## [GOAL]
Everything in the listing should be restated word for word.

═════ RECORDS SUPPLIED ═════

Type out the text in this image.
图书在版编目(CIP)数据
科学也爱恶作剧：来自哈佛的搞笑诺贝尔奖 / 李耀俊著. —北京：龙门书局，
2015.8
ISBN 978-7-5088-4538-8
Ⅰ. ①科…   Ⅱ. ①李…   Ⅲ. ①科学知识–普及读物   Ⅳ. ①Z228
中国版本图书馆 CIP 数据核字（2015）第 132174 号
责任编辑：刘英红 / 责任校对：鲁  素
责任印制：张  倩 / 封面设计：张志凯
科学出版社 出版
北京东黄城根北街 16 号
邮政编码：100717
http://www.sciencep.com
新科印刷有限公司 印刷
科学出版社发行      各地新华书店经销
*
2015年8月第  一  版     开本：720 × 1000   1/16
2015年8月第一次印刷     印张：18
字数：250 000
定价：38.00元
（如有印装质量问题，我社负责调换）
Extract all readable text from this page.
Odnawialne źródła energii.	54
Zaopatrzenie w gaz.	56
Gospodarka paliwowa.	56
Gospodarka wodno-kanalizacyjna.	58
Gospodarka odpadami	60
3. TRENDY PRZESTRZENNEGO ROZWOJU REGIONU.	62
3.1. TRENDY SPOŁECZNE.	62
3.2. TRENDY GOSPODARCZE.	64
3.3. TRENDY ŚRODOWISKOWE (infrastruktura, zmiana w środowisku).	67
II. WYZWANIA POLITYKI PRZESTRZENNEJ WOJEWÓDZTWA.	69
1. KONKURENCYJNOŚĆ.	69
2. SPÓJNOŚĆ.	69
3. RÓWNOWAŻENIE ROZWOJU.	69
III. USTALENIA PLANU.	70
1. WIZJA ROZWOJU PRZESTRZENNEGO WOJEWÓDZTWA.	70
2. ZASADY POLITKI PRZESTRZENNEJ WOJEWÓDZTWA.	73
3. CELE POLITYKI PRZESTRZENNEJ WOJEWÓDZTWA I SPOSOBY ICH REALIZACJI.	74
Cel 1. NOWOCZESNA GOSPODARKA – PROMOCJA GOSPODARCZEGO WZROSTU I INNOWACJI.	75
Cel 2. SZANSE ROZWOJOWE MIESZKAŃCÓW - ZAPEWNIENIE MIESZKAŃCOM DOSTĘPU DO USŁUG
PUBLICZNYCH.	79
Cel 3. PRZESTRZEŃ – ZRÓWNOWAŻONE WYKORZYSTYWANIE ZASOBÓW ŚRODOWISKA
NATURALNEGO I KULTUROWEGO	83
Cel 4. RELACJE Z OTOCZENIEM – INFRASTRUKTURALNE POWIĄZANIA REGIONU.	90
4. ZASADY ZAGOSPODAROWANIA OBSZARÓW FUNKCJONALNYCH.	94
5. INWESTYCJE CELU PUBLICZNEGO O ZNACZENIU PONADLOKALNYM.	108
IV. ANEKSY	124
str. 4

═════

## [FULL SOLUTION]
Type out the text in this image.
图书在版编目(CIP)数据
科学也爱恶作剧：来自哈佛的搞笑诺贝尔奖 / 李耀俊著. —北京：龙门书局，
2015.8
ISBN 978-7-5088-4538-8
Ⅰ. ①科…   Ⅱ. ①李…   Ⅲ. ①科学知识–普及读物   Ⅳ. ①Z228
中国版本图书馆 CIP 数据核字（2015）第 132174 号
责任编辑：刘英红 / 责任校对：鲁  素
责任印制：张  倩 / 封面设计：张志凯
科学出版社 出版
北京东黄城根北街 16 号
邮政编码：100717
http://www.sciencep.com
新科印刷有限公司 印刷
科学出版社发行      各地新华书店经销
*
2015年8月第  一  版     开本：720 × 1000   1/16
2015年8月第一次印刷     印张：18
字数：250 000
定价：38.00元
（如有印装质量问题，我社负责调换）
Extract all readable text from this page.
Odnawialne źródła energii.	54
Zaopatrzenie w gaz.	56
Gospodarka paliwowa.	56
Gospodarka wodno-kanalizacyjna.	58
Gospodarka odpadami	60
3. TRENDY PRZESTRZENNEGO ROZWOJU REGIONU.	62
3.1. TRENDY SPOŁECZNE.	62
3.2. TRENDY GOSPODARCZE.	64
3.3. TRENDY ŚRODOWISKOWE (infrastruktura, zmiana w środowisku).	67
II. WYZWANIA POLITYKI PRZESTRZENNEJ WOJEWÓDZTWA.	69
1. KONKURENCYJNOŚĆ.	69
2. SPÓJNOŚĆ.	69
3. RÓWNOWAŻENIE ROZWOJU.	69
III. USTALENIA PLANU.	70
1. WIZJA ROZWOJU PRZESTRZENNEGO WOJEWÓDZTWA.	70
2. ZASADY POLITKI PRZESTRZENNEJ WOJEWÓDZTWA.	73
3. CELE POLITYKI PRZESTRZENNEJ WOJEWÓDZTWA I SPOSOBY ICH REALIZACJI.	74
Cel 1. NOWOCZESNA GOSPODARKA – PROMOCJA GOSPODARCZEGO WZROSTU I INNOWACJI.	75
Cel 2. SZANSE ROZWOJOWE MIESZKAŃCÓW - ZAPEWNIENIE MIESZKAŃCOM DOSTĘPU DO USŁUG
PUBLICZNYCH.	79
Cel 3. PRZESTRZEŃ – ZRÓWNOWAŻONE WYKORZYSTYWANIE ZASOBÓW ŚRODOWISKA
NATURALNEGO I KULTUROWEGO	83
Cel 4. RELACJE Z OTOCZENIEM – INFRASTRUKTURALNE POWIĄZANIA REGIONU.	90
4. ZASADY ZAGOSPODAROWANIA OBSZARÓW FUNKCJONALNYCH.	94
5. INWESTYCJE CELU PUBLICZNEGO O ZNACZENIU PONADLOKALNYM.	108
IV. ANEKSY	124
str. 4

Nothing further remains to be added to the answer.